* _Text to read_:
-*-*-

Date: 06/21/99 at 08:41:30
From: Peter Ravenscroft
Subject: Rates

Dear Doctor Math,

Peter has trouble on these questions on rates, so could you please 
send him the answers and how to set them up? 

Thank you,
Peter's mother


1. Convert these rates as directed
   A) $8.25/2.5 kg to $/kg
   B) $2.36/320 ml to $/ml
   C) 7 litres/$6.23 to $/litre

2. Which is the lower rate?
   A) $8.23 for 2.5 kg or $13.60 for 4 kg
   B) $1.75 /250 ml or $2.36/320 ml
   C) $421/week or $22,468/year

3. Convert these speeds to km/hour
   A) 18 m/sec
   B) 48 m/sec
   C) 30 m/min
   D) 105 m/min

4. Convert these rates as follows 
   A) 3.7 km/hr to m/sec
   B) 200 m/19.72 sec to m/sec and m/min
   C) $12.50/100 grams to $/kg and cents/g

5. mins converted to hours and minutes, convert the following:
   A) 259 mins (to hours and mins)
   B) 876 secs (to min and secs)
   C) 967 hours (to days and hours)
   D) 5871 mins (to hours, mins and secs)

6. A large fish aquarium measures 130 cm wide, 226 cm long and 40 cm 
   high. It is to be half filled with specially treated water, which 
   can be filtered into the tank at the rate of two hundred ml/min. 
   How long will it take to fill the tank to the correct level?

7. Copper has a density of 8.9 grms/cm^3 and steel 7.8 grams/cm^3. How 
   much would two steel and three copper balls weigh if the diameter 
   of each ball were 140 mm?


Date: 06/22/99 at 12:49:15
From: Doctor Rick
Subject: Re: Rates

Hi, Peter and Mom.

>1. Convert these rates as directed
>   A) $8.25/2.5 kg to $/kg
>   B) $2.36/320 ml to $/ml
>   C) 7 litres/$6.23 to $/litre

You can think of ratio problems as equivalent fraction problems, 
except that the numbers have units attached, and the numerator and 
denominator do nothave to be whole numbers. So, in (a),

  ? dollars    $8.25
  --------- = ------
     1 kg     2.5 kg

               $8.25          8.25
  ? dollars = ------ * 1 kg = ---- dollars
              2.5 kg           2.5

All you need to do is to work out this division. Note that in (c), you 
can't write

  ? dollars   7 litres
  --------- = --------
   1 litre      $6.23

You need to invert the righthand fraction so the units are in the same 
places in both. Then you will have

  ? dollars = $6.23 / 7


>2. Which is the lower rate?

-*-*-

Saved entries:
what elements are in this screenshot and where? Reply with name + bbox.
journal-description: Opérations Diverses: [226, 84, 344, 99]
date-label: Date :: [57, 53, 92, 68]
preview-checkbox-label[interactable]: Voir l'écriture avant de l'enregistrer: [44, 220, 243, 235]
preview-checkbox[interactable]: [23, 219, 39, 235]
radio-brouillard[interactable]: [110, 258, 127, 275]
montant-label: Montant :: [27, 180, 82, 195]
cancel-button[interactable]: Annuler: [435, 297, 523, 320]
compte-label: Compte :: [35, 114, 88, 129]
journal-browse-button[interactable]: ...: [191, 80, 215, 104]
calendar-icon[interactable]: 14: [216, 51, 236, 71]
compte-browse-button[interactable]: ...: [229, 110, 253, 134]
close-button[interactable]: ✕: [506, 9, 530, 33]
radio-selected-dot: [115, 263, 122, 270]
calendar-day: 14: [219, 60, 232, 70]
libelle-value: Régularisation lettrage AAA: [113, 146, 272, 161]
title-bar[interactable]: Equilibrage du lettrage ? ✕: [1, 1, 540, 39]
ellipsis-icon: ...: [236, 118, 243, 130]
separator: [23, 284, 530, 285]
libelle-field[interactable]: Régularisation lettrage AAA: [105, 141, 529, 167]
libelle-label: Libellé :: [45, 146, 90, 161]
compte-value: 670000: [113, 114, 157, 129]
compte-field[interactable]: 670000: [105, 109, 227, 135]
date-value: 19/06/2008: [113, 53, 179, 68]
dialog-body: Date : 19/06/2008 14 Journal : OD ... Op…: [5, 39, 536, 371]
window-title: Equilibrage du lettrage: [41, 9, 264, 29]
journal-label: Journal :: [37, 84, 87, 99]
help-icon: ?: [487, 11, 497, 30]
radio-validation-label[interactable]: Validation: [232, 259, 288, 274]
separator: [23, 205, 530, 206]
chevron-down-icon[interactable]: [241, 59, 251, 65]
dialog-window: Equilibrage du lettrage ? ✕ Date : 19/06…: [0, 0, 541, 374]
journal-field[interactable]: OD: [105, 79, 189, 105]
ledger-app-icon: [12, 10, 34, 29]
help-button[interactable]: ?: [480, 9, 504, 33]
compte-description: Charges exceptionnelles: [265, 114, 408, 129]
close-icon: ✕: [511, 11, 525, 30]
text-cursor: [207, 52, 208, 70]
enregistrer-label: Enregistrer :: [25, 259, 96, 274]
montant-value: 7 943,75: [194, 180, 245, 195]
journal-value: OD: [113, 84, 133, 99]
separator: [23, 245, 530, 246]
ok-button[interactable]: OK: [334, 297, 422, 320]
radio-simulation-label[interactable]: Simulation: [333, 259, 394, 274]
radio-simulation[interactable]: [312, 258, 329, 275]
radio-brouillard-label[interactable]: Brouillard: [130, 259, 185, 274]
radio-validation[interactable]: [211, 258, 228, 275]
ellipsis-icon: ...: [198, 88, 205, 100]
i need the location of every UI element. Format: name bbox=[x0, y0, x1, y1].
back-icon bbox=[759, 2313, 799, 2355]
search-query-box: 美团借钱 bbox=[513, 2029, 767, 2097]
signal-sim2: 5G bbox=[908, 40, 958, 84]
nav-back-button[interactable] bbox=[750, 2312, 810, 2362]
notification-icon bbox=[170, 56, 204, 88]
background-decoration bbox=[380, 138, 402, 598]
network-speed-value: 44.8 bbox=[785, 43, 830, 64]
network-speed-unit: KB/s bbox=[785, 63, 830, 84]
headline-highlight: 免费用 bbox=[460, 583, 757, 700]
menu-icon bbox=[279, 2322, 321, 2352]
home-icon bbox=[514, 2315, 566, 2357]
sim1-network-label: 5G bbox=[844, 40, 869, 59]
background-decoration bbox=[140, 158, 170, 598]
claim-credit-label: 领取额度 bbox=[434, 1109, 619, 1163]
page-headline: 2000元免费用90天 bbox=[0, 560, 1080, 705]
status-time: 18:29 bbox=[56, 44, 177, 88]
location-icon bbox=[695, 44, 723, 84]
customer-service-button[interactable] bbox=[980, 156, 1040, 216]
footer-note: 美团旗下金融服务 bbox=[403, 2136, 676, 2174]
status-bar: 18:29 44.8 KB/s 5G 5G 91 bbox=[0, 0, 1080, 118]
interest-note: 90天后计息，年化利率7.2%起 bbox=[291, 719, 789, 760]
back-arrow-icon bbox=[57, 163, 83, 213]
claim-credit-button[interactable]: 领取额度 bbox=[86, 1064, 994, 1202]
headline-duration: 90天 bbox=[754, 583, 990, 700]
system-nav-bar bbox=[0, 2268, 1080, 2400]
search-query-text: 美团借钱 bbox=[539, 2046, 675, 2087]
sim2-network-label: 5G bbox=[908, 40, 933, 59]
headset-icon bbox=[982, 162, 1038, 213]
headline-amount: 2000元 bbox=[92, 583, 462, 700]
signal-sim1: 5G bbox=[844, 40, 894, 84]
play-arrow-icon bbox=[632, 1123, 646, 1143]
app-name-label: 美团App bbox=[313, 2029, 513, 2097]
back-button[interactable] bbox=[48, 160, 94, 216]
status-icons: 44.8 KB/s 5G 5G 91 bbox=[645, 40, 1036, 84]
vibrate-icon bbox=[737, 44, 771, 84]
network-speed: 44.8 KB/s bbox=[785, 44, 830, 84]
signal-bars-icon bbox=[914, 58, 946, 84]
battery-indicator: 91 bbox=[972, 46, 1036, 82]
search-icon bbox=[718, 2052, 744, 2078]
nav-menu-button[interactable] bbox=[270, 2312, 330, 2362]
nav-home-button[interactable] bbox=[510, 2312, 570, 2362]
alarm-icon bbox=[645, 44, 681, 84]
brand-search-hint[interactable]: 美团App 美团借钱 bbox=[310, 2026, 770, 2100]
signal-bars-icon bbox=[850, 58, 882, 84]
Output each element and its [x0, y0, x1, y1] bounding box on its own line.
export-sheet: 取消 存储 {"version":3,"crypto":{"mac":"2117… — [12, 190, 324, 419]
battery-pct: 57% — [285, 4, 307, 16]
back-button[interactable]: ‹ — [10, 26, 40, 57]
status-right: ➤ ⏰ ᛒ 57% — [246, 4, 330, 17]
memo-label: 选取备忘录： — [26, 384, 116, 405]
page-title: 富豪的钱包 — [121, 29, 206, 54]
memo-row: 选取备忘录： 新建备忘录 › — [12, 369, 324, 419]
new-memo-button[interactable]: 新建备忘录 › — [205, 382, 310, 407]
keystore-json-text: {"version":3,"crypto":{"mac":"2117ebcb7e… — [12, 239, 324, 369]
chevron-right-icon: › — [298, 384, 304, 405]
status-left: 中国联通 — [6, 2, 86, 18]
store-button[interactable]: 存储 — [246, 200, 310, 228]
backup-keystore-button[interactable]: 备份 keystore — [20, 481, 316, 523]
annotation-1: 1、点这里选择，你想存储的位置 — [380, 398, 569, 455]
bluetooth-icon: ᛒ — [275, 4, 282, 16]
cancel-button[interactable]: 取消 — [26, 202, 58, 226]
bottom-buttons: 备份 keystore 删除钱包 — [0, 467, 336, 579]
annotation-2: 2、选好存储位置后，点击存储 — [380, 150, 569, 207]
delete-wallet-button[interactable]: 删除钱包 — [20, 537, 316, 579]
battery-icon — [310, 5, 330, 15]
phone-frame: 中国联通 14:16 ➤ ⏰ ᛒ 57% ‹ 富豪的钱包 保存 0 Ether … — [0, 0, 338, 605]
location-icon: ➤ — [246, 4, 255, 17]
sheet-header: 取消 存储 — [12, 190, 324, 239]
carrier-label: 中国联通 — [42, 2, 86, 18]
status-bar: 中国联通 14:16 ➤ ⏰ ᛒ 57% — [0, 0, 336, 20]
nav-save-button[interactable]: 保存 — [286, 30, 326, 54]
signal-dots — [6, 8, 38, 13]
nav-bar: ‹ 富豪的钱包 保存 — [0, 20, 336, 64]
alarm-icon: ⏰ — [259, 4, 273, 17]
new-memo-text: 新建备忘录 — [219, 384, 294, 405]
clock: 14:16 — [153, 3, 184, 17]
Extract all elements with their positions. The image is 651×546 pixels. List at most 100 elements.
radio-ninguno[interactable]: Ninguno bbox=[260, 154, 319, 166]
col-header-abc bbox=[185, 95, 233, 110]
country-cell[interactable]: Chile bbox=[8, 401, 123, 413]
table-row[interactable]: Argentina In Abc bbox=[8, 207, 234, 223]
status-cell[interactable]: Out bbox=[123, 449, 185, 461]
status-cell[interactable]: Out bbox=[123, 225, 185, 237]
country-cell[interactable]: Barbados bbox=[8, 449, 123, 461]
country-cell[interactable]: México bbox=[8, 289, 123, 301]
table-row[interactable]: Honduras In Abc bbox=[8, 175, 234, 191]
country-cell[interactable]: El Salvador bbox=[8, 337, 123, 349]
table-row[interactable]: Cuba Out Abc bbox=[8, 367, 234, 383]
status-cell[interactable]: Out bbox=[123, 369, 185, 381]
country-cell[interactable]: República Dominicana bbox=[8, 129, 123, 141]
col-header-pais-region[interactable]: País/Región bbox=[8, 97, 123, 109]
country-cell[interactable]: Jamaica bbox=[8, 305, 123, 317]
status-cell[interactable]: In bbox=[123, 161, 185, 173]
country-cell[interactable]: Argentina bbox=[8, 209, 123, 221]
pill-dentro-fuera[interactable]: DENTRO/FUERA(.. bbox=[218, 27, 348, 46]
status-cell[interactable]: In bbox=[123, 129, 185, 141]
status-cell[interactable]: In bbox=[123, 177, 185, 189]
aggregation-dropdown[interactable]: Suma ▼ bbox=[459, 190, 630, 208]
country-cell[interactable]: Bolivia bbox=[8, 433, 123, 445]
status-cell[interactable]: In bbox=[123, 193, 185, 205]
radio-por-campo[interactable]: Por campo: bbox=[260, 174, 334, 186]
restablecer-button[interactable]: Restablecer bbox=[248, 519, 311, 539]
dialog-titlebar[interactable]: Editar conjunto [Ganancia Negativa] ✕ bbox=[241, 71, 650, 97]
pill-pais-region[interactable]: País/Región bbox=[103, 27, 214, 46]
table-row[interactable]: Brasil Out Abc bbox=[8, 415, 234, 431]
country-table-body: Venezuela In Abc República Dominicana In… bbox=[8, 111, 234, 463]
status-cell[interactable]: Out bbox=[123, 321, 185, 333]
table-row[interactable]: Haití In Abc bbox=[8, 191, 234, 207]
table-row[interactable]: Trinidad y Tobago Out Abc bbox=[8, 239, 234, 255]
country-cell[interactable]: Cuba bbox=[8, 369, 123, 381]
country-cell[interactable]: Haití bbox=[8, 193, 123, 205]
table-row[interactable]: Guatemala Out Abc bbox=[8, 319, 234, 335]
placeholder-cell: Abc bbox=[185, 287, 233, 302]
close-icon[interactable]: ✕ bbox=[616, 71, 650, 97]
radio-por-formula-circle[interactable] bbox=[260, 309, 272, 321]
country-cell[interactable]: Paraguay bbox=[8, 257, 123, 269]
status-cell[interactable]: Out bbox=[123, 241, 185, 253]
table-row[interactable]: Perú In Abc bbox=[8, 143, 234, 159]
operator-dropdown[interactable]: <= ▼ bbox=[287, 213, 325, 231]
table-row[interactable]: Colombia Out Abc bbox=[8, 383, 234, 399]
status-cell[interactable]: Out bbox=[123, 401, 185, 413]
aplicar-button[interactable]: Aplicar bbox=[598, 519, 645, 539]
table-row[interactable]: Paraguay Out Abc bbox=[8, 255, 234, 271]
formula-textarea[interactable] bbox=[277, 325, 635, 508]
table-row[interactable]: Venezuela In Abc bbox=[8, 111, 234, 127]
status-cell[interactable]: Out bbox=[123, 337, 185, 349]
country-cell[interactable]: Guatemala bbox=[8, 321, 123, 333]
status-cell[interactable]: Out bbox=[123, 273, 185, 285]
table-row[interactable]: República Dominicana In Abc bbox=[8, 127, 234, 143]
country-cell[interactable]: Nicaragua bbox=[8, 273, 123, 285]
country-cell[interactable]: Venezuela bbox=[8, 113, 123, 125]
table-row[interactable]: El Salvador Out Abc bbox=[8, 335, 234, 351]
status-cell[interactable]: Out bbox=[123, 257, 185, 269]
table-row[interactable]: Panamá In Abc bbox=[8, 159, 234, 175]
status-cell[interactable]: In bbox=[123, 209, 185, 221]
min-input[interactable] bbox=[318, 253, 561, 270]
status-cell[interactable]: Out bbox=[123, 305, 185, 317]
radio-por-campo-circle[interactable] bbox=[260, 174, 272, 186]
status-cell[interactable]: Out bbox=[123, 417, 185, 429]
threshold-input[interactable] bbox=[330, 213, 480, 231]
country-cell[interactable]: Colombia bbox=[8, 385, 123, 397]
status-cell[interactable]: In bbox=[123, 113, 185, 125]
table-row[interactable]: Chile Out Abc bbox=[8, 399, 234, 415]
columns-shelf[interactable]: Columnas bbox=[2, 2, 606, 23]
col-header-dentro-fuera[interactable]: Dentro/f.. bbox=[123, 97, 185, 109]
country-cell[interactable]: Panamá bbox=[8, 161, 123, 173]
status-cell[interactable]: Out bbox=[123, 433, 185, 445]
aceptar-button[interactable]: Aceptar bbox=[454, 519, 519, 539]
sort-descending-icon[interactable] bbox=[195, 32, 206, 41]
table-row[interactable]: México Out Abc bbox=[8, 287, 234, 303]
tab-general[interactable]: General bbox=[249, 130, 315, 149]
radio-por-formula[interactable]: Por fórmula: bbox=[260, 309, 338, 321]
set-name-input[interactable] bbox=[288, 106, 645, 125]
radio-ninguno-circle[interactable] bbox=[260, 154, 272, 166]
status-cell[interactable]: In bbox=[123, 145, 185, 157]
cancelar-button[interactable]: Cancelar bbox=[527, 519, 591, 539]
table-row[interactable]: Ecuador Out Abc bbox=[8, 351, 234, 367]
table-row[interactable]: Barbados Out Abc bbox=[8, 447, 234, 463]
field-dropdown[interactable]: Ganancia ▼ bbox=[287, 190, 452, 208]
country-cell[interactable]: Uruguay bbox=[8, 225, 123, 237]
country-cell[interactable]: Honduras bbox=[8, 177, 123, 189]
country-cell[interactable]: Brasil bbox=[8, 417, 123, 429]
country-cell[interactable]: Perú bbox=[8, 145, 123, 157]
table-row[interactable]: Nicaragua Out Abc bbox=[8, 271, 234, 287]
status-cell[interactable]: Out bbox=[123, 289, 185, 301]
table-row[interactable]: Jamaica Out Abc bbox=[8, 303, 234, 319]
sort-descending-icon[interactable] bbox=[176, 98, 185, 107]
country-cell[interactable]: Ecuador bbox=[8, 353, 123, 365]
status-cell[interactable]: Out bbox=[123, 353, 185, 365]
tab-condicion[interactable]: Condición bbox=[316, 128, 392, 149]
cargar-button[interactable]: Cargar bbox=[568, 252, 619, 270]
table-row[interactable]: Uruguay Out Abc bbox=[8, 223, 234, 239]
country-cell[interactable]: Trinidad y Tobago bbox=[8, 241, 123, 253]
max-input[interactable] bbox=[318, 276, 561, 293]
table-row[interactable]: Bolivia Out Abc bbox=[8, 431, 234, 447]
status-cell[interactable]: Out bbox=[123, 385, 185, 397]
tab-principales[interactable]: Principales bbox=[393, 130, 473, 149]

-*-*-

Please continue the thread on converting rates from the point where it stops. You won't need the listing for this.

* _Output below_:
>   A) $8.23 for 2.5 kg or $13.60 for 4 kg
>   B) $1.75 /250 ml or $2.36/320 ml
>   C) $421/week or $22,468/year

In (a) and (b), the units are the same in both rates, so the problems 
are the same as comparing fractions. You do this by making the 
denominators the same, and comparing the numerators. You can make the 
denominators both equal to 1 kg (in (a)), in other words, find each 
rate in dollars per kilogram, and compare them:

  $8.23 / 2.5 kg = 8.23/2.5 dollars/kg = 3.292 dollars/kg

  $13.60 / 4 kg = ? dollars/kg

Which is less?


>3. Convert these speeds to km/hour
>   A) 18 m/sec
>   B) 48 m/sec
>   C) 30 m/min
>   D) 105 m/min

Now we need to convert units. You need to do this in 2(c) also, but I 
will show you how here. What I like to do is to write a fraction that 
is equal to 1, using the units I want to convert between. In (a), 60 
sec = 1 minute, and 60 min = 1 hour, and 1000 m = 1 km, so I have 3 
fractions:

  60 sec   60 min   1000 m
  ------ = ------ = ------ = 1
   1 min    1 hr     1 km

Write the rate as a fraction, then multiply it by fractions so that 
the units cancel out (same units in the numerator and denominator)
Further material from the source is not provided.